GIVEN PROBLEM:
Find the line containing "What data populates", then output it and every line after it through the end of the listing below, exactly as written.
---------- DATA ----------
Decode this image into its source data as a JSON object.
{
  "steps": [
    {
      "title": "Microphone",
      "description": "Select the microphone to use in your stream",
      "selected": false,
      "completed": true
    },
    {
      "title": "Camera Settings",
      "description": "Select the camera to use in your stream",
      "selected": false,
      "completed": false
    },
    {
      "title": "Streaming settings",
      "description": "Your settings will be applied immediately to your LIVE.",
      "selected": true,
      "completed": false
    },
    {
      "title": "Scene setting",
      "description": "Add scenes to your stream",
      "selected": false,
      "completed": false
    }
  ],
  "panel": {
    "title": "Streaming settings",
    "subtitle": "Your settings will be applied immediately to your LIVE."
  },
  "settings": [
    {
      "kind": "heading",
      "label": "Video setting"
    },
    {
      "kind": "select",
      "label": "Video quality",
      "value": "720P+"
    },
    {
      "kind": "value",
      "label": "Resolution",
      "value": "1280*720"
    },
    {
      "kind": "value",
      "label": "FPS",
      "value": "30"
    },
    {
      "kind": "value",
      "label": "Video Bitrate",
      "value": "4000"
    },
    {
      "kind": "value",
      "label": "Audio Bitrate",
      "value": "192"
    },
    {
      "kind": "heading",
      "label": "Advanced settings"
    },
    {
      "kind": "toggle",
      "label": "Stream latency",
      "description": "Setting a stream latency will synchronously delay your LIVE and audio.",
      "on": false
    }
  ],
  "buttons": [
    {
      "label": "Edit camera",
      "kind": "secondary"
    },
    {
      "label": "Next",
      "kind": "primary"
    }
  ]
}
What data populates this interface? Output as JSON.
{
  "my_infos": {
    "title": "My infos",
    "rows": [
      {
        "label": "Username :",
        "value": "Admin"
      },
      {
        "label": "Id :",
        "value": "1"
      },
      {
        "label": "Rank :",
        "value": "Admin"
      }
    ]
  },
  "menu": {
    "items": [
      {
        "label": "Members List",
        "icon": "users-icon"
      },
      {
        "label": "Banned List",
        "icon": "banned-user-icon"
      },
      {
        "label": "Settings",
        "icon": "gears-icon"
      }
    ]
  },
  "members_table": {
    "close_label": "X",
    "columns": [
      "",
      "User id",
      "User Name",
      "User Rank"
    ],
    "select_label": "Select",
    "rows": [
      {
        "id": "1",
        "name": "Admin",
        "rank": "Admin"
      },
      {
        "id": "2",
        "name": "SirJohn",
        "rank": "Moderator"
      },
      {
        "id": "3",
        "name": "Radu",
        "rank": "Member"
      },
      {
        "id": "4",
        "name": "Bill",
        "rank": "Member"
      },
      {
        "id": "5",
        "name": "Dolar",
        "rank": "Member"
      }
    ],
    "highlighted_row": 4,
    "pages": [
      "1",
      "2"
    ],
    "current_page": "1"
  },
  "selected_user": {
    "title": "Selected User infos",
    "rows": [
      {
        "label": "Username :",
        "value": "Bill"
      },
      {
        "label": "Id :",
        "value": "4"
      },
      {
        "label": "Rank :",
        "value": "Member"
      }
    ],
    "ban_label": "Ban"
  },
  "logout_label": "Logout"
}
----------
EXERCISE RESULT:
What data populates this interface? Output as JSON.
{
  "my_infos": {
    "title": "My infos",
    "rows": [
      {
        "label": "Username :",
        "value": "Admin"
      },
      {
        "label": "Id :",
        "value": "1"
      },
      {
        "label": "Rank :",
        "value": "Admin"
      }
    ]
  },
  "menu": {
    "items": [
      {
        "label": "Members List",
        "icon": "users-icon"
      },
      {
        "label": "Banned List",
        "icon": "banned-user-icon"
      },
      {
        "label": "Settings",
        "icon": "gears-icon"
      }
    ]
  },
  "members_table": {
    "close_label": "X",
    "columns": [
      "",
      "User id",
      "User Name",
      "User Rank"
    ],
    "select_label": "Select",
    "rows": [
      {
        "id": "1",
        "name": "Admin",
        "rank": "Admin"
      },
      {
        "id": "2",
        "name": "SirJohn",
        "rank": "Moderator"
      },
      {
        "id": "3",
        "name": "Radu",
        "rank": "Member"
      },
      {
        "id": "4",
        "name": "Bill",
        "rank": "Member"
      },
      {
        "id": "5",
        "name": "Dolar",
        "rank": "Member"
      }
    ],
    "highlighted_row": 4,
    "pages": [
      "1",
      "2"
    ],
    "current_page": "1"
  },
  "selected_user": {
    "title": "Selected User infos",
    "rows": [
      {
        "label": "Username :",
        "value": "Bill"
      },
      {
        "label": "Id :",
        "value": "4"
      },
      {
        "label": "Rank :",
        "value": "Member"
      }
    ],
    "ban_label": "Ban"
  },
  "logout_label": "Logout"
}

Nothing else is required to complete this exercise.